*Exercise goal*
Copy out each line that mentions the word "screenshot".

┄┄┄┄┄┄┄┄┄┄

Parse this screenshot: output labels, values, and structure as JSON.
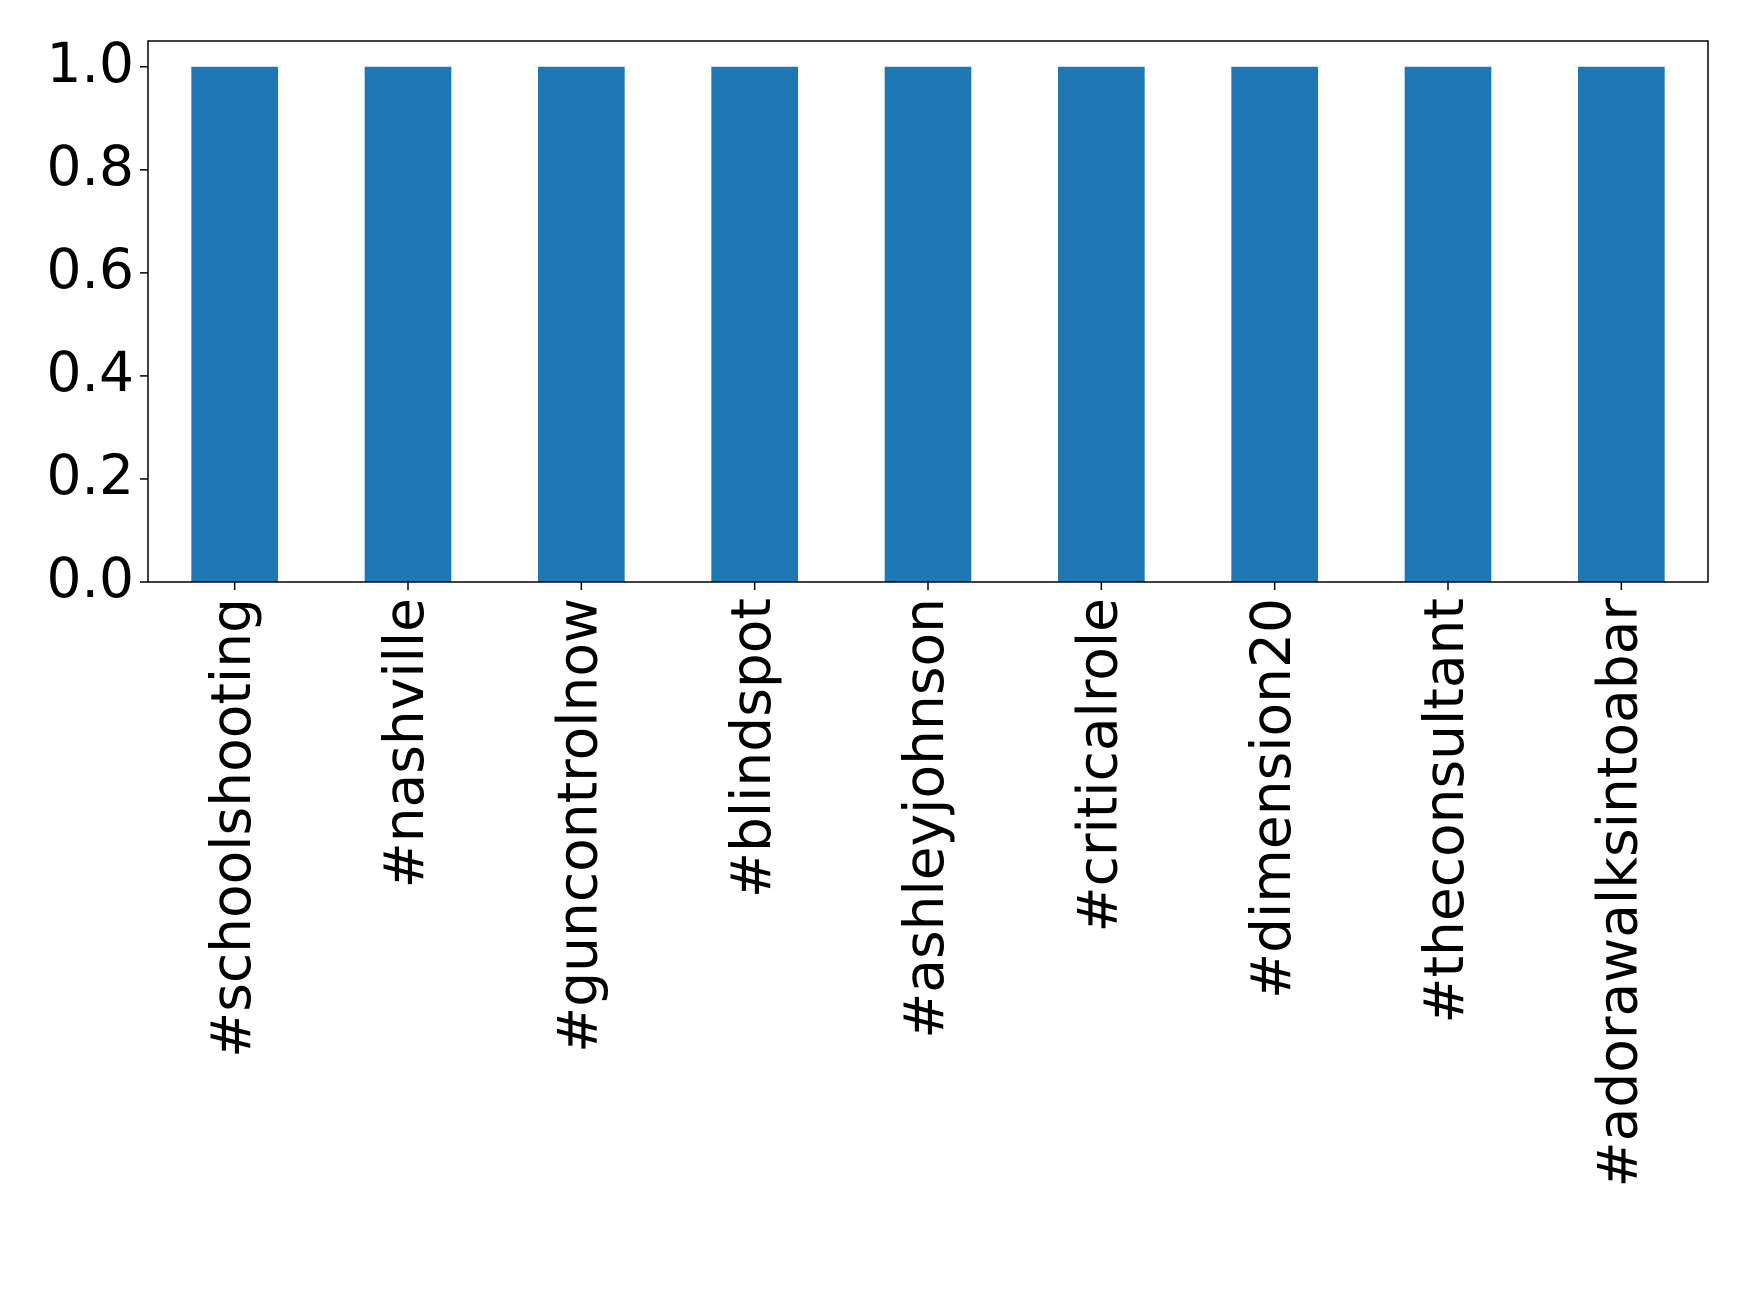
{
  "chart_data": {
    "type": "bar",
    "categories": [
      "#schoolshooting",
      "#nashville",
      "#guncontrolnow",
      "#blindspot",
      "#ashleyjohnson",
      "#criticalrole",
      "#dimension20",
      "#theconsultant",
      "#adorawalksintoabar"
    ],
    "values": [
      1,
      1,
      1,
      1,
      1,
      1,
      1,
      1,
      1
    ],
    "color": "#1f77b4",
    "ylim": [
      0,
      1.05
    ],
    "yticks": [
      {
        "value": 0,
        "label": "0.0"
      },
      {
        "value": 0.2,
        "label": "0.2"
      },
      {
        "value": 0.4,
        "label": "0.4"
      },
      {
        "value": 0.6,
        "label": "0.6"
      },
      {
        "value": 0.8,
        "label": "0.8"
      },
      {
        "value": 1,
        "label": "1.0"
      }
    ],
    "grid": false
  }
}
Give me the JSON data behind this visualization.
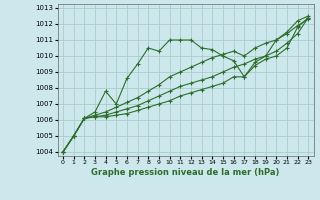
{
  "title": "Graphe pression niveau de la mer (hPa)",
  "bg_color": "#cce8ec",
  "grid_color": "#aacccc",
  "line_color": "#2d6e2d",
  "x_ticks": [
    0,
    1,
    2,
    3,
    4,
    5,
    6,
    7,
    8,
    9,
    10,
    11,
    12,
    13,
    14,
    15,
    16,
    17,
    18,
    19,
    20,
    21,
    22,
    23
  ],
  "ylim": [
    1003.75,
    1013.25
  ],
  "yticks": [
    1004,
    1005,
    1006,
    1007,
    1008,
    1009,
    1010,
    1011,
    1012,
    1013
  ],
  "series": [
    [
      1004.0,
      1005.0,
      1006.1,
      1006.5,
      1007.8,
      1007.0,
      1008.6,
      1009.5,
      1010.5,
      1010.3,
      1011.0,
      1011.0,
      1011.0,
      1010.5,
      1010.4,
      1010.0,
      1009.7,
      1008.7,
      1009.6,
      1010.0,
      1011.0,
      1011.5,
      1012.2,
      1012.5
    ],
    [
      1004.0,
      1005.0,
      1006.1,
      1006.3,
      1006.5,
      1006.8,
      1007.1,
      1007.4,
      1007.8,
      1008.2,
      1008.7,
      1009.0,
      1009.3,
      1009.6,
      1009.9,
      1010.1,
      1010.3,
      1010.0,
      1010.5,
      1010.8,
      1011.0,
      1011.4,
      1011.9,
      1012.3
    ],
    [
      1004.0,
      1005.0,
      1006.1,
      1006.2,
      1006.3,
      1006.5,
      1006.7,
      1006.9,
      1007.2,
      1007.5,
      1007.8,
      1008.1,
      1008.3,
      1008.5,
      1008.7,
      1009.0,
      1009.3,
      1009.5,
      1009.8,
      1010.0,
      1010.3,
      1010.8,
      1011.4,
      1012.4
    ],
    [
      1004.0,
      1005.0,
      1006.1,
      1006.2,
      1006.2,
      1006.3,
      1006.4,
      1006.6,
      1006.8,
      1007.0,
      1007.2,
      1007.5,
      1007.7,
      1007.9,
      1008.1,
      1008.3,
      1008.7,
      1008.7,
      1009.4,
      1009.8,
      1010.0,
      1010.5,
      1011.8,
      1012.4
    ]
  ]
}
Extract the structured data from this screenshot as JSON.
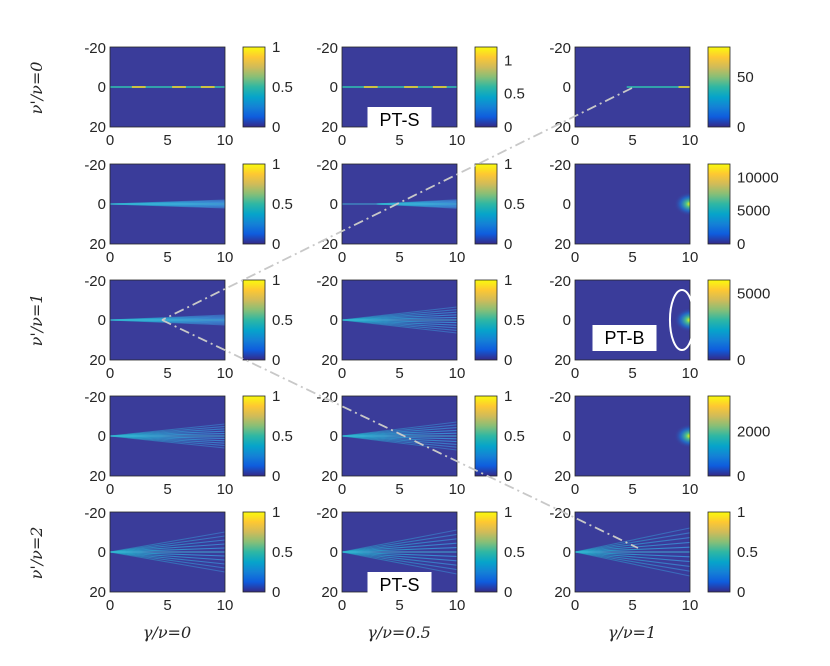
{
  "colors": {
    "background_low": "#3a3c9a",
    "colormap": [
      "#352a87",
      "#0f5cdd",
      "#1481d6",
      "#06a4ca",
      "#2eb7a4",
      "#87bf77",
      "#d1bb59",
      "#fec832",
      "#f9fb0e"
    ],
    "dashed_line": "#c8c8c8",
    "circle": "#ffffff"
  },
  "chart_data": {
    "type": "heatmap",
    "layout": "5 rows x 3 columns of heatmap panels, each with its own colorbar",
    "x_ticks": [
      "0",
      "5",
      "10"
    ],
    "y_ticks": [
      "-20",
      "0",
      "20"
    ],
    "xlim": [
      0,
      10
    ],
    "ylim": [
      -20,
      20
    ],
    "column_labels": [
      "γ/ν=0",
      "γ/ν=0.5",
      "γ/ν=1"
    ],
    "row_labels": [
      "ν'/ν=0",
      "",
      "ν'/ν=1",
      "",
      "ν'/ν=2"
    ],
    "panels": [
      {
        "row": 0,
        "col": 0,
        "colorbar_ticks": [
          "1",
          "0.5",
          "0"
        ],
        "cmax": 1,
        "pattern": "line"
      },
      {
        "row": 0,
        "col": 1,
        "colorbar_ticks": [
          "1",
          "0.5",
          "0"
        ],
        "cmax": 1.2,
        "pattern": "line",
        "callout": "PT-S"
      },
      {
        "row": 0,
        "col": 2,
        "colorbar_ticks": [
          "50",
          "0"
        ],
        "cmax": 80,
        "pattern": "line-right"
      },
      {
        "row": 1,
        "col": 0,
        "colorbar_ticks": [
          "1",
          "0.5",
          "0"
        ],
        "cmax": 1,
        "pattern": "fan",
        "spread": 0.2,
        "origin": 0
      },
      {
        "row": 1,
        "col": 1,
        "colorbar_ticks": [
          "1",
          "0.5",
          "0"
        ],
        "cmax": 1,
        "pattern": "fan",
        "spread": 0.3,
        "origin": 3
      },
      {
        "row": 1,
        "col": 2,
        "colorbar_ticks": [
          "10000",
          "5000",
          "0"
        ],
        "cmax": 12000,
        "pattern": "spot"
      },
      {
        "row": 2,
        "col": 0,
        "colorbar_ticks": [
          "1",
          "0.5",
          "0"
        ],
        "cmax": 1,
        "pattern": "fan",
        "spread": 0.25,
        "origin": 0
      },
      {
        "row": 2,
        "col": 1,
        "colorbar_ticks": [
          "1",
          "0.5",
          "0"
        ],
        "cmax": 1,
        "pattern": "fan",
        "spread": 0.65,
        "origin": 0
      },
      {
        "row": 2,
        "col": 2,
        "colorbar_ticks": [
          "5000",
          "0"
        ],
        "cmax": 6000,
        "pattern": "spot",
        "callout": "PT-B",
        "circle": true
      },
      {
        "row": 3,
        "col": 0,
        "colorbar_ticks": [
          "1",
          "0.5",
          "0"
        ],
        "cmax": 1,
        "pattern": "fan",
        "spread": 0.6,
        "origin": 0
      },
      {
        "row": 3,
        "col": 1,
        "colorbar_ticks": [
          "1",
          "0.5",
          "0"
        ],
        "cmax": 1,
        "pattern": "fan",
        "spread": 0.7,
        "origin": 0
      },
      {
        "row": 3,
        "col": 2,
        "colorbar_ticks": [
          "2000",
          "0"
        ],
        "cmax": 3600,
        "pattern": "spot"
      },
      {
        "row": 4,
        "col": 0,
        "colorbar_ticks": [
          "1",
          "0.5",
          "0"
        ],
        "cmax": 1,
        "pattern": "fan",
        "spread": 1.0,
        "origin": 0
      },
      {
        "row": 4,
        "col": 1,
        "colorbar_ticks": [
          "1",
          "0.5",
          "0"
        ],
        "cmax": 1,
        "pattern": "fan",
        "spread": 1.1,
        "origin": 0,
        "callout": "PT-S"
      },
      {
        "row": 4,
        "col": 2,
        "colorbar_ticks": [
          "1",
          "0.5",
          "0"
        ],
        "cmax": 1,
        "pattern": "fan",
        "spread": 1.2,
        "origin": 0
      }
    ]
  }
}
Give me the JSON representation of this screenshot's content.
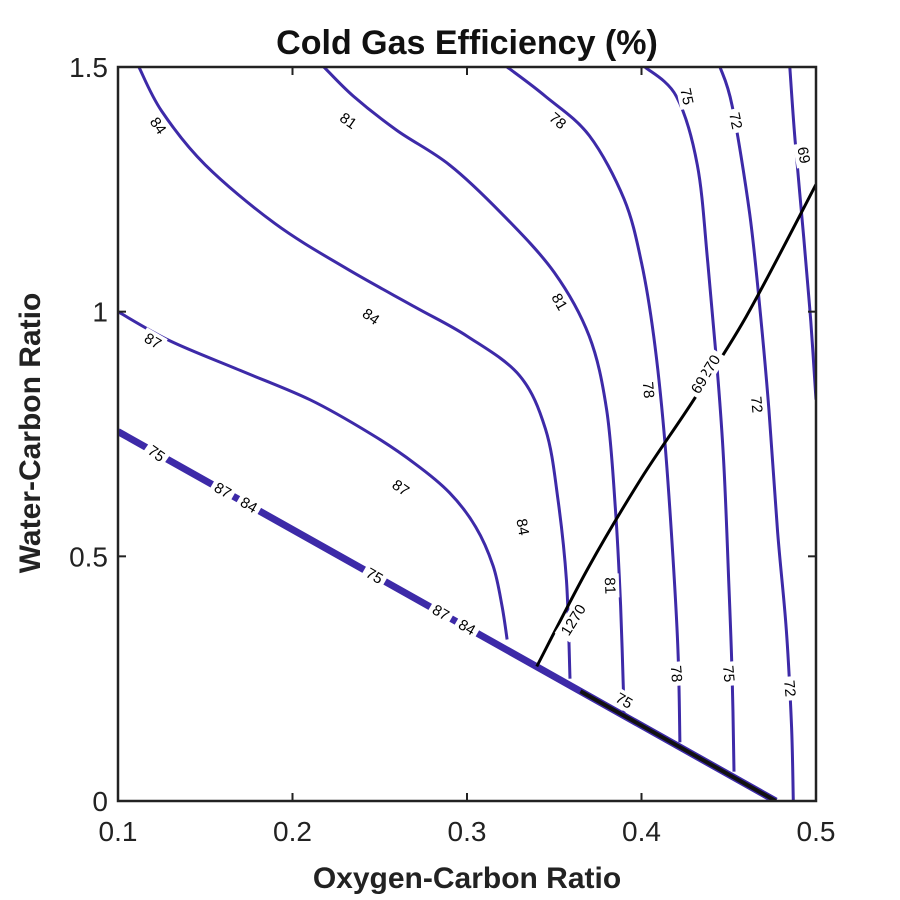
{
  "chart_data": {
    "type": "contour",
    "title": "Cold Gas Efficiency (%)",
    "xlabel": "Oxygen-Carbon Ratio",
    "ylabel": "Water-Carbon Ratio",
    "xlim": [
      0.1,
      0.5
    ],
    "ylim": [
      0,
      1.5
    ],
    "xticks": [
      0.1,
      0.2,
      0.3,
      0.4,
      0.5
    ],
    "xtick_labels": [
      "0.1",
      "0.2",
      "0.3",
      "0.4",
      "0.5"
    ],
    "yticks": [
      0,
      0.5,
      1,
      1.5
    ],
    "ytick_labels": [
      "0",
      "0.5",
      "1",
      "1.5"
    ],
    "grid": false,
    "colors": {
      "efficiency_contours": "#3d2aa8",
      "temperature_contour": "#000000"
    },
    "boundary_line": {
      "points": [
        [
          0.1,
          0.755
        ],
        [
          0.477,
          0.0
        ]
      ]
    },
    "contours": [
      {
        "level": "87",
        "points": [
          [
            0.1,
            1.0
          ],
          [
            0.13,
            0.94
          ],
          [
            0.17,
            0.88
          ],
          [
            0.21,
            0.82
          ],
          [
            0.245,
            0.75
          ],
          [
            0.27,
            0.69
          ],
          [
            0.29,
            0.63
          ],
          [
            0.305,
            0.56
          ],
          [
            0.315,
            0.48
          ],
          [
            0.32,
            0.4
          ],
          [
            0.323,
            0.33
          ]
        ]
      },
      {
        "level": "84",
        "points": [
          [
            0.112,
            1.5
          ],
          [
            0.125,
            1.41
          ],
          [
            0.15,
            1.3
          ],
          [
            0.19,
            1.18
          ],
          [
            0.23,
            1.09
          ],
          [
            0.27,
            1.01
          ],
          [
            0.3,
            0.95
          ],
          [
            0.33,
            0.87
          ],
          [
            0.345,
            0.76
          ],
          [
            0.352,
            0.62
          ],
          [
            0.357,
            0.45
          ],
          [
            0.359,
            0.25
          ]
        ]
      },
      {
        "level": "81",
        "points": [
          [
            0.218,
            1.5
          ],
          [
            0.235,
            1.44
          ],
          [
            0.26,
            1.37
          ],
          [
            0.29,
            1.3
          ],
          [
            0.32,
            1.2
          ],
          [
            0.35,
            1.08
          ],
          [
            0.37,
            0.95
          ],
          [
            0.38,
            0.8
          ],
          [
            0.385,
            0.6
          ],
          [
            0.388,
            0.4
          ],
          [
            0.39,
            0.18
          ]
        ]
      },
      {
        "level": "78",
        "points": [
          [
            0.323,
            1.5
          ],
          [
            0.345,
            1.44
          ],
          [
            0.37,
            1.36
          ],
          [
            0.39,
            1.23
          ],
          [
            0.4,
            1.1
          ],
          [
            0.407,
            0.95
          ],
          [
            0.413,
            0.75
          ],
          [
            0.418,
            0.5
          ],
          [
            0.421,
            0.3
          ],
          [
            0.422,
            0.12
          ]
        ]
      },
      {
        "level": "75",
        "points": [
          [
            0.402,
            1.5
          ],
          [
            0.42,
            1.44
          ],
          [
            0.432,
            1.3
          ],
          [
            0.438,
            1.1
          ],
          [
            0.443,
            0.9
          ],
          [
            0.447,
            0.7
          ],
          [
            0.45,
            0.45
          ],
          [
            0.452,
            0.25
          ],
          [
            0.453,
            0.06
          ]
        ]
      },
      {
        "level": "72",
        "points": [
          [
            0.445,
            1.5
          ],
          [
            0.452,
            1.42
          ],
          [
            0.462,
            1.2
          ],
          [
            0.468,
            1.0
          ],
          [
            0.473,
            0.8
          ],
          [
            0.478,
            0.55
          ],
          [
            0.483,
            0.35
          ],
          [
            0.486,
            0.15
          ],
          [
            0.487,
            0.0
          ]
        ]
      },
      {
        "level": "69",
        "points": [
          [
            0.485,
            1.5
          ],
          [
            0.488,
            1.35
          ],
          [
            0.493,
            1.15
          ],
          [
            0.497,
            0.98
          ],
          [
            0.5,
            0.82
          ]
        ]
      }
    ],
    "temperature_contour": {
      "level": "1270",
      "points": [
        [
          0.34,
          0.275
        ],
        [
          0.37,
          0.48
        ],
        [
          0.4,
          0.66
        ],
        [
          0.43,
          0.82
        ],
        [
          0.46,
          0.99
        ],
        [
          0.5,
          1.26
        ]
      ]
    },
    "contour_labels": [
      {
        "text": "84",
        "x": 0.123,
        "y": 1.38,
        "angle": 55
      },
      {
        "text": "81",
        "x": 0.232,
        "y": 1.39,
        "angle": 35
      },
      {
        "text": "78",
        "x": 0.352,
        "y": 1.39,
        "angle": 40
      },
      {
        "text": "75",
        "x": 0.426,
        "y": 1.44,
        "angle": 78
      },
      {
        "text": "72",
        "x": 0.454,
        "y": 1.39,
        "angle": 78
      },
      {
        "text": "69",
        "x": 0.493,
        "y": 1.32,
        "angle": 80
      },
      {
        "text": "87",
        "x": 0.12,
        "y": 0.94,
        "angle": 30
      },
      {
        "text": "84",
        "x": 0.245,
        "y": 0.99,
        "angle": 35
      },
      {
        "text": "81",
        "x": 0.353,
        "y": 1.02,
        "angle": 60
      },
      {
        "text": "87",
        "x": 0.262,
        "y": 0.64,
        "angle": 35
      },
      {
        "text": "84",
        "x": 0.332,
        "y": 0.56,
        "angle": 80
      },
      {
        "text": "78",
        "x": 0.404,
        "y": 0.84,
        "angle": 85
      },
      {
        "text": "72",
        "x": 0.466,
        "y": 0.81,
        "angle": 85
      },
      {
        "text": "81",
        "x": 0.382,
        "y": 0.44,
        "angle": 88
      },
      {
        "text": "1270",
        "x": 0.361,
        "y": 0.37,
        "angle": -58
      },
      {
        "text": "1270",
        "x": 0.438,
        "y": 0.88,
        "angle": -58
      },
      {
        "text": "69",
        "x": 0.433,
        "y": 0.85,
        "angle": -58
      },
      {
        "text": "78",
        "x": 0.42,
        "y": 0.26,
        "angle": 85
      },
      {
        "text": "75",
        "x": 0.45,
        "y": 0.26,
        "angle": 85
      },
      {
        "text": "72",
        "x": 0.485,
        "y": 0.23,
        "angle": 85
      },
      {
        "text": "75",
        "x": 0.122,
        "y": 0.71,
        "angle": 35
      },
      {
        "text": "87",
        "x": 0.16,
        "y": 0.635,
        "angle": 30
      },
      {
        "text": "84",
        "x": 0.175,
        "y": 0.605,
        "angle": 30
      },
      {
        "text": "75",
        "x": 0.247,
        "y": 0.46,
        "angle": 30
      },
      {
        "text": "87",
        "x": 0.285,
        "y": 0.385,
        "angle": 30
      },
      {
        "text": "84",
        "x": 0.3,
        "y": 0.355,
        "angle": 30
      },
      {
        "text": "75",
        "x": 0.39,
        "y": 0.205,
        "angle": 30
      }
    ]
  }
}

┄┄┄┄┄┄┄┄┄┄

*Response to the exercise*
Parse this screenshot: output labels, values, and structure as JSON.
Extract the structured data from this screenshot as JSON.
Give me the JSON representation of this screenshot's content.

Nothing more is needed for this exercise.